Work out how many lines of the listing hold "Look", then state only that count.

Listed entries
━━━━━━━━━━━━━━━━━━━━━━━━━━━━━━
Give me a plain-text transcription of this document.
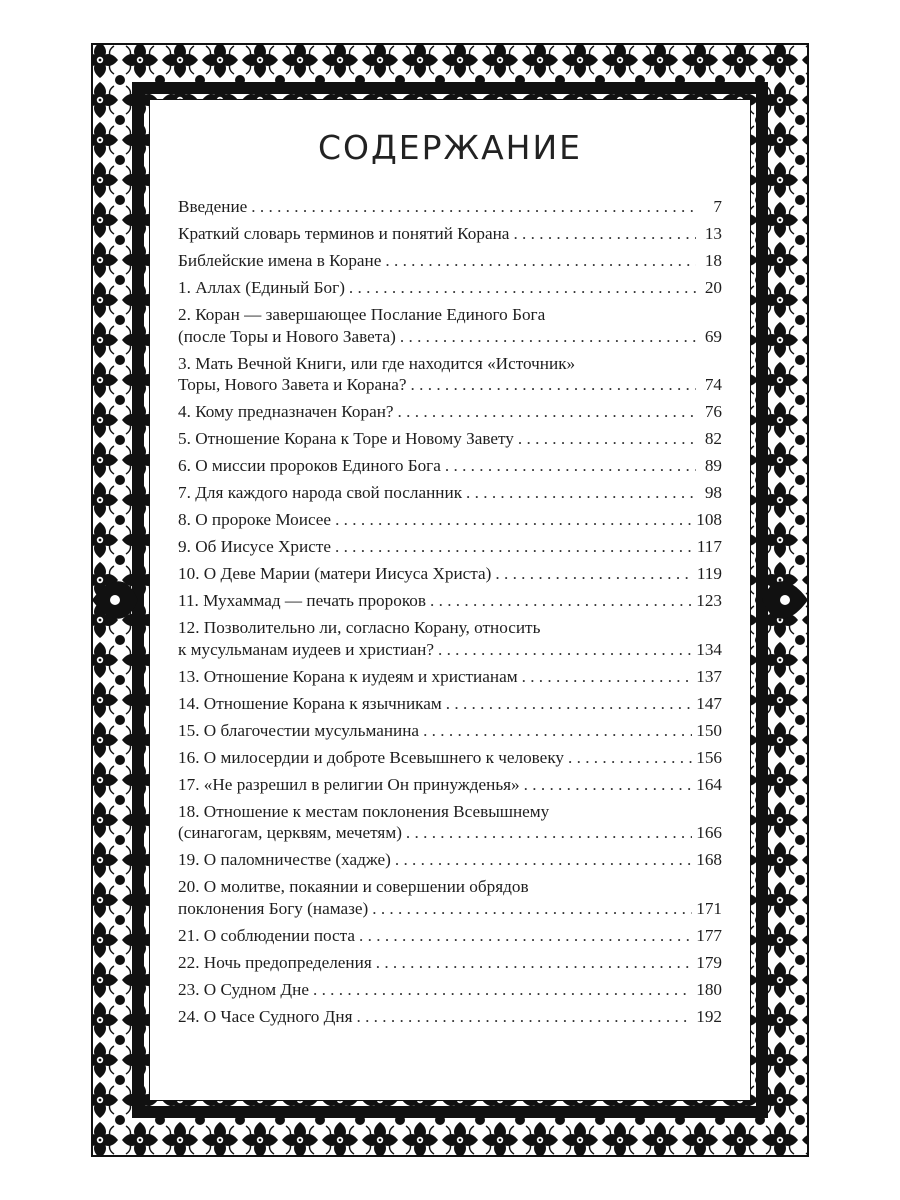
СОДЕРЖАНИЕ
Введение . . .	7
Краткий словарь терминов и понятий Корана . . .	13
Библейские имена в Коране . . .	18
1. Аллах (Единый Бог) . . .	20
2. Коран — завершающее Послание Единого Бога
(после Торы и Нового Завета) . . .	69
3. Мать Вечной Книги, или где находится «Источник»
Торы, Нового Завета и Корана? . . .	74
4. Кому предназначен Коран? . . .	76
5. Отношение Корана к Торе и Новому Завету . . .	82
6. О миссии пророков Единого Бога . . .	89
7. Для каждого народа свой посланник . . .	98
8. О пророке Моисее . . .	108
9. Об Иисусе Христе . . .	117
10. О Деве Марии (матери Иисуса Христа) . . .	119
11. Мухаммад — печать пророков . . .	123
12. Позволительно ли, согласно Корану, относить
к мусульманам иудеев и христиан? . . .	134
13. Отношение Корана к иудеям и христианам . . .	137
14. Отношение Корана к язычникам . . .	147
15. О благочестии мусульманина . . .	150
16. О милосердии и доброте Всевышнего к человеку . . .	156
17. «Не разрешил в религии Он принужденья» . . .	164
18. Отношение к местам поклонения Всевышнему
(синагогам, церквям, мечетям) . . .	166
19. О паломничестве (хадже) . . .	168
20. О молитве, покаянии и совершении обрядов
поклонения Богу (намазе) . . .	171
21. О соблюдении поста . . .	177
22. Ночь предопределения . . .	179
23. О Судном Дне . . .	180
24. О Часе Судного Дня . . .	192
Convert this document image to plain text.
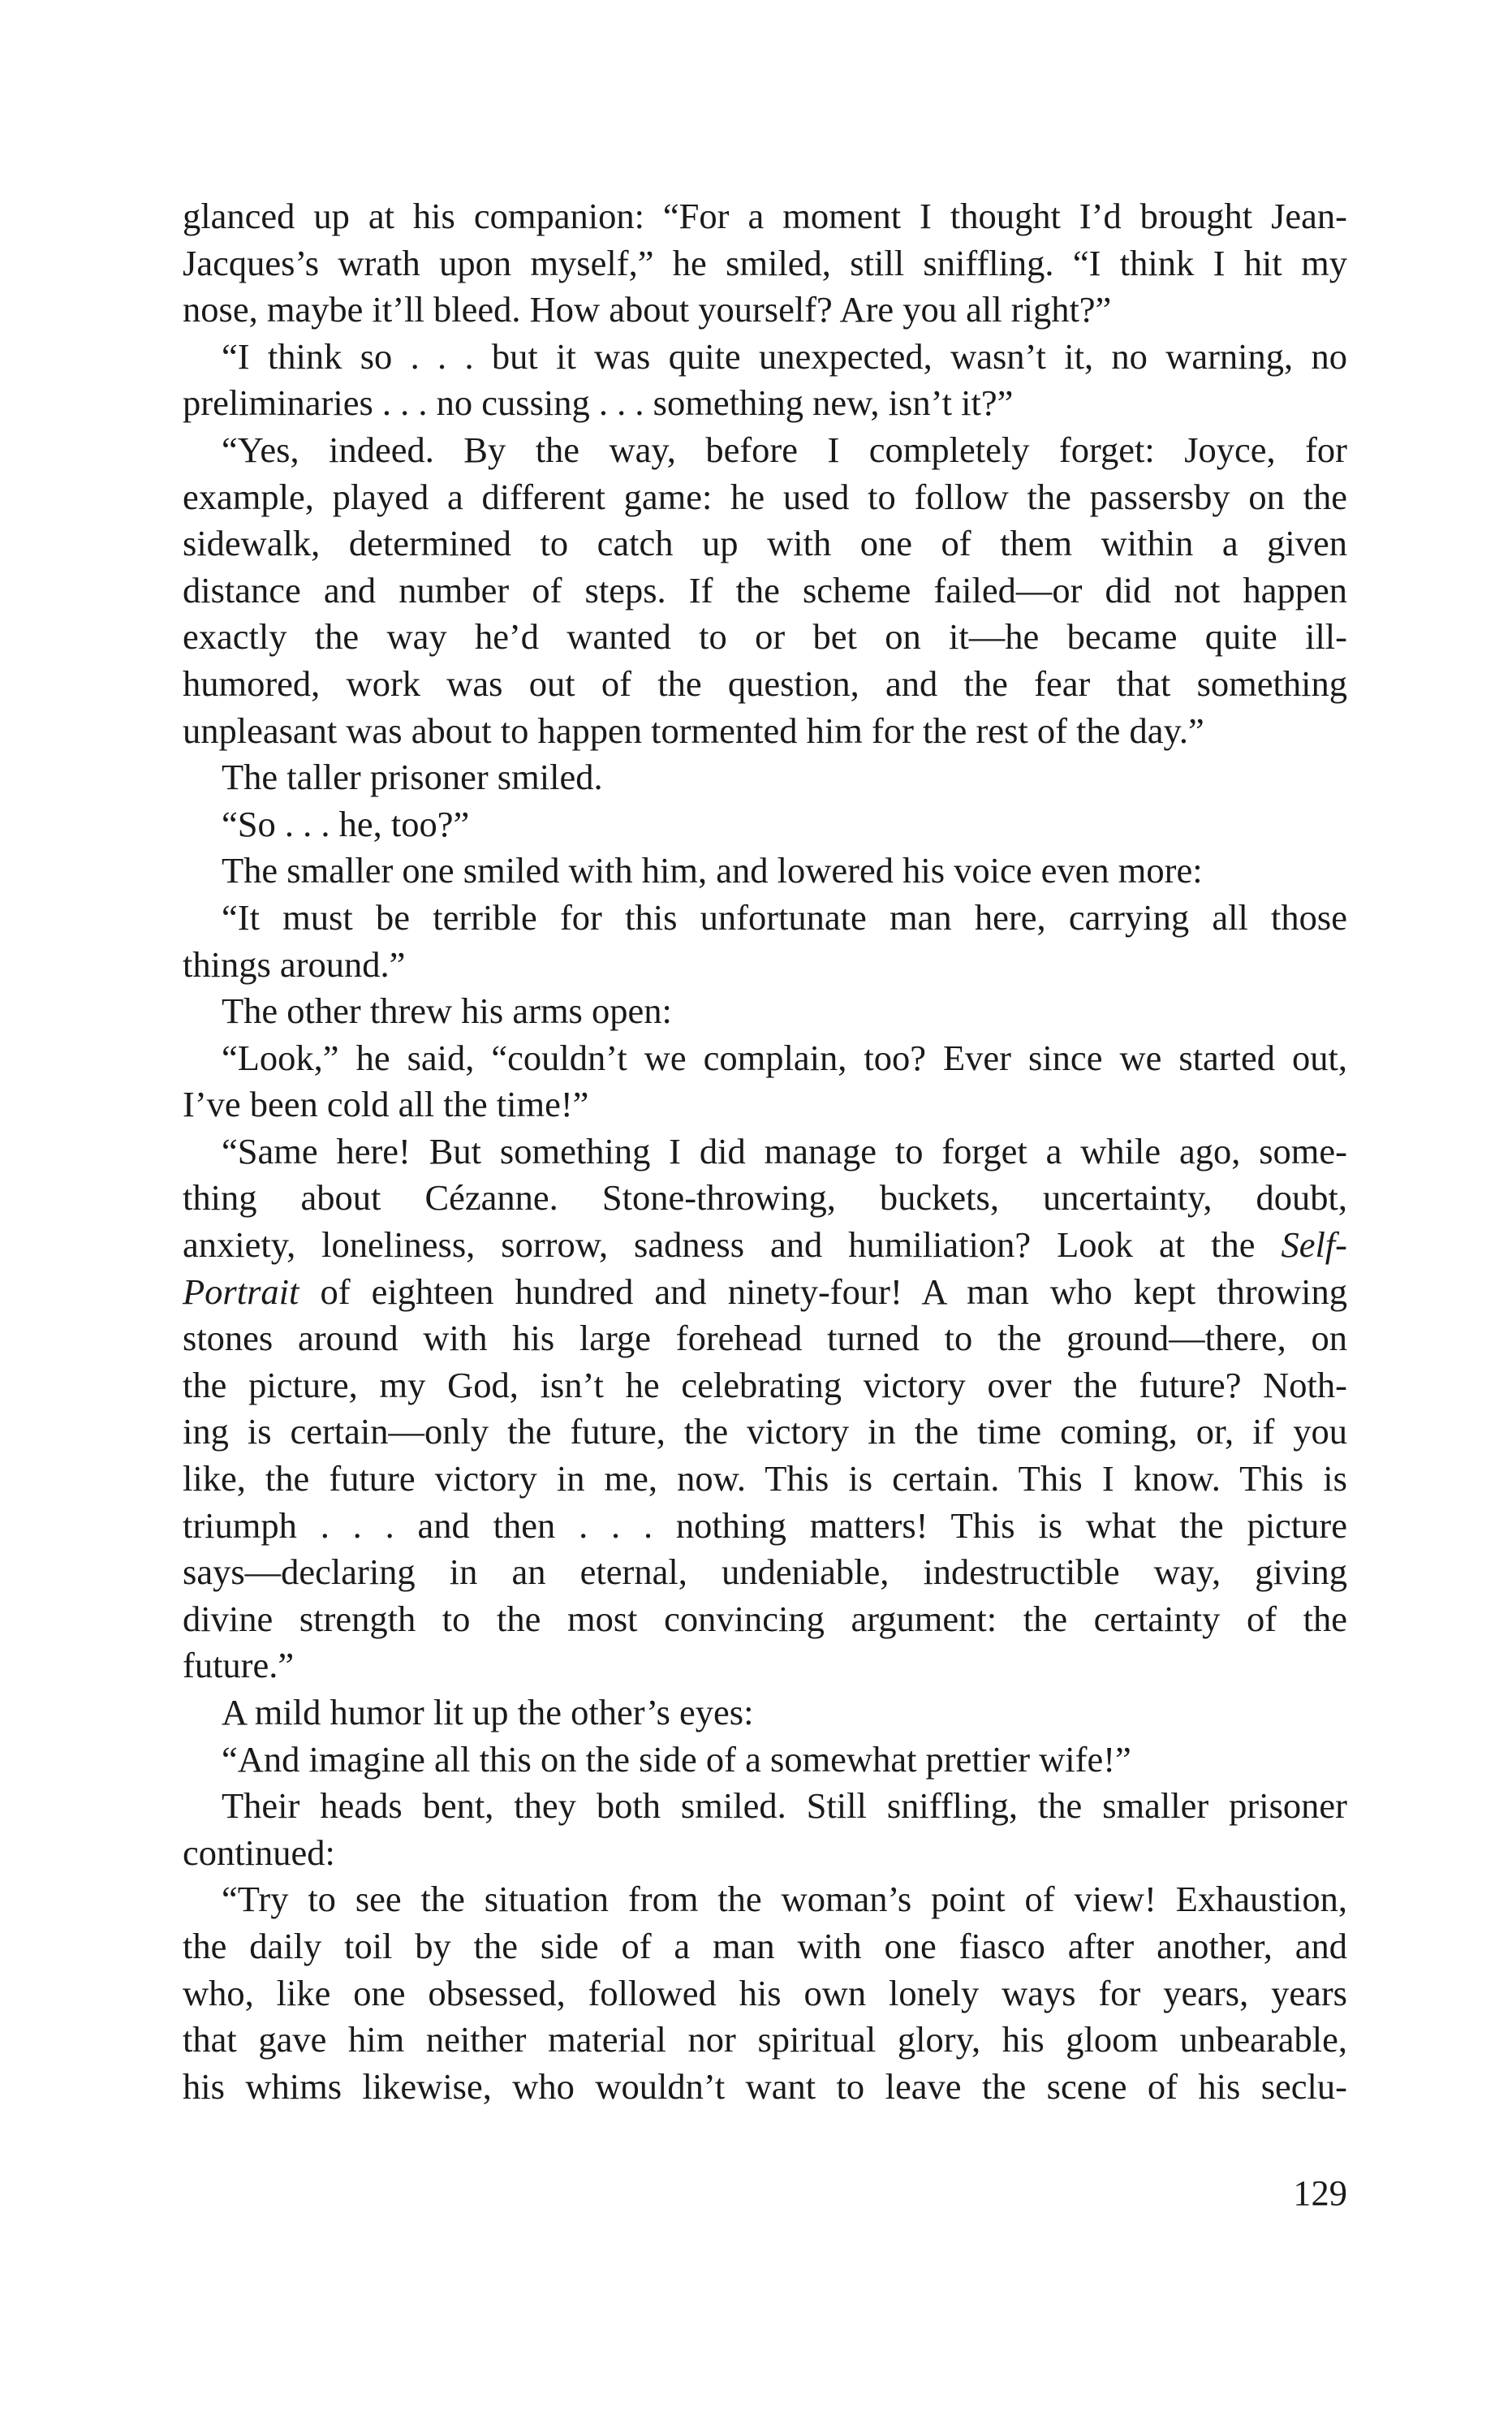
glanced up at his companion: “For a moment I thought I’d brought Jean-
Jacques’s wrath upon myself,” he smiled, still sniffling. “I think I hit my
nose, maybe it’ll bleed. How about yourself? Are you all right?”
“I think so . . . but it was quite unexpected, wasn’t it, no warning, no
preliminaries . . . no cussing . . . something new, isn’t it?”
“Yes, indeed. By the way, before I completely forget: Joyce, for
example, played a different game: he used to follow the passersby on the
sidewalk, determined to catch up with one of them within a given
distance and number of steps. If the scheme failed—or did not happen
exactly the way he’d wanted to or bet on it—he became quite ill-
humored, work was out of the question, and the fear that something
unpleasant was about to happen tormented him for the rest of the day.”
The taller prisoner smiled.
“So . . . he, too?”
The smaller one smiled with him, and lowered his voice even more:
“It must be terrible for this unfortunate man here, carrying all those
things around.”
The other threw his arms open:
“Look,” he said, “couldn’t we complain, too? Ever since we started out,
I’ve been cold all the time!”
“Same here! But something I did manage to forget a while ago, some-
thing about Cézanne. Stone-throwing, buckets, uncertainty, doubt,
anxiety, loneliness, sorrow, sadness and humiliation? Look at the Self-
Portrait of eighteen hundred and ninety-four! A man who kept throwing
stones around with his large forehead turned to the ground—there, on
the picture, my God, isn’t he celebrating victory over the future? Noth-
ing is certain—only the future, the victory in the time coming, or, if you
like, the future victory in me, now. This is certain. This I know. This is
triumph . . . and then . . . nothing matters! This is what the picture
says—declaring in an eternal, undeniable, indestructible way, giving
divine strength to the most convincing argument: the certainty of the
future.”
A mild humor lit up the other’s eyes:
“And imagine all this on the side of a somewhat prettier wife!”
Their heads bent, they both smiled. Still sniffling, the smaller prisoner
continued:
“Try to see the situation from the woman’s point of view! Exhaustion,
the daily toil by the side of a man with one fiasco after another, and
who, like one obsessed, followed his own lonely ways for years, years
that gave him neither material nor spiritual glory, his gloom unbearable,
his whims likewise, who wouldn’t want to leave the scene of his seclu-
129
━━━━━━━━━━━━━━━━━━━━━━━━━━━━━━
Finished answer
2